::: Text section :::

Firehouse
Well, to be precise, the short ferry-trip to lovely Heir Island, in West Cork for what promises to be an extraordinarily rewarding one-day bread-making course at The Firehouse Bakery with chef/baker, Patrick Ryan, co-author of Bread Revolution and star of BBC2’s Big Bread Experiment.
Ryan welcomes all baking colours and creeds: from those still wedded to the cursed sliced pan to the more experienced, those who know their brioche from their baguette and even their bocadillo. Expect to be all ‘floured-up’ shortly after arrival as he runs through soda, yeast and sourdough breads and a host of artisan breadmaking tricks and tips utilising his specially built wood-fired oven. With return ferry, lunch with wine and an artisan baker’s goodie bag all for €110pp, it seems ridiculously cheap! www.firehouse.ie
The Olde Bakery, in a covered market with wine license and a smorgasbord of hot food options on Wellington Rd, Cork, is pitching itself as an oasis for the poor downtrodden wage slave in need of a Friday pick-me-up. Open all weekend, there is also a farmer’s market on Saturdays, live entertainment and a vintage market on Sundays. Tel: 085-8585852
The Menu is most reluctant to draw attention to a prize of a year’s supply of free coffee, loath to widen the competition beyond his own good coffee-lovin’ self, but recognising it is near impossible to keep discerning punters away from Bandon’s splendid Urru Culinary Store, instead bows to the inevitable and announces a series of free tastings of Clive McCabe Coffee New Bean Blends beginning today from 11am-12pm running through each Saturday until Aug 25. Customers’ rating cards will then be entered for the free draw. www.urru.ie
While The Menu is always utterly appalled by the sight of a body reaching for salt before ever first tasting food, he is near equally appalled by the ill-informed movement to cast salt —as essential to human survival as it is to fine cuisine —as a major public health enemy,
So, it gladdens The Menu’s heart greatly to see Simplee Salts offering necessary ingredients for human survival and a damn fine meal, via a delightful range of completely naturally flavoured salts and condiments, contained in a swish little grinder. The initial Herb Salt arose from a glut in owner Edel Cooney’s East Cork herb garden, but it is the Sweet and Smoky Sea Salt, crunching organic sea salt with a smidgeon of sugar to draw out the sweet smoked paprika, that has truly snagged The Menu, he only just stopping short of sprinkling it on his arm and having it off at the elbow in one humungous bite.

::: Source material :::

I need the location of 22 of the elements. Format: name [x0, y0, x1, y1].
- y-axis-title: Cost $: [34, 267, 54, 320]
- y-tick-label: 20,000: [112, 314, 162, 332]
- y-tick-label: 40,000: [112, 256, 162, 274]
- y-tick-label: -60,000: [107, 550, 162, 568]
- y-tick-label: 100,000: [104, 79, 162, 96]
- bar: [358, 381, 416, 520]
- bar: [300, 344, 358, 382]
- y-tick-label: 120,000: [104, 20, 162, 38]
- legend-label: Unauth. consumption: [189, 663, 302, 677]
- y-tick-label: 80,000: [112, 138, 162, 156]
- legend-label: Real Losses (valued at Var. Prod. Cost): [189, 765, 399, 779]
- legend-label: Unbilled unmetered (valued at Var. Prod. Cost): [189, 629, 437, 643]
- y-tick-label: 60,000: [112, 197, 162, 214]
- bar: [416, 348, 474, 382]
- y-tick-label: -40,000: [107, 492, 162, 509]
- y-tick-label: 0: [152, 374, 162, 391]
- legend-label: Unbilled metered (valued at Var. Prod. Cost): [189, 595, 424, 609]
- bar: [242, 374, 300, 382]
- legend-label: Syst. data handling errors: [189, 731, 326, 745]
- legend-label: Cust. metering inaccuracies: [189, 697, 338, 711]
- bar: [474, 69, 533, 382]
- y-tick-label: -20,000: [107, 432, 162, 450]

:::

__Try it__: Using the food column about Cork, say whether each statement agrees with it: (a) the one-day course at The Firehouse Bakery includes a return ferry and lunch with wine for €110 per person; (b) The Olde Bakery has a farmer's market on Sundays; (c) the Herb Salt came from a glut in Edel Cooney's West Cork herb garden. For each, answer yes or no and quote the words that decide it.

__Result below__:
(a) Yes: "With return ferry, lunch with wine and an artisan baker’s goodie bag all for €110pp"
(b) No: "there is also a farmer’s market on Saturdays, live entertainment and a vintage market on Sundays"
(c) No: "The initial Herb Salt arose from a glut in owner Edel Cooney’s East Cork herb garden"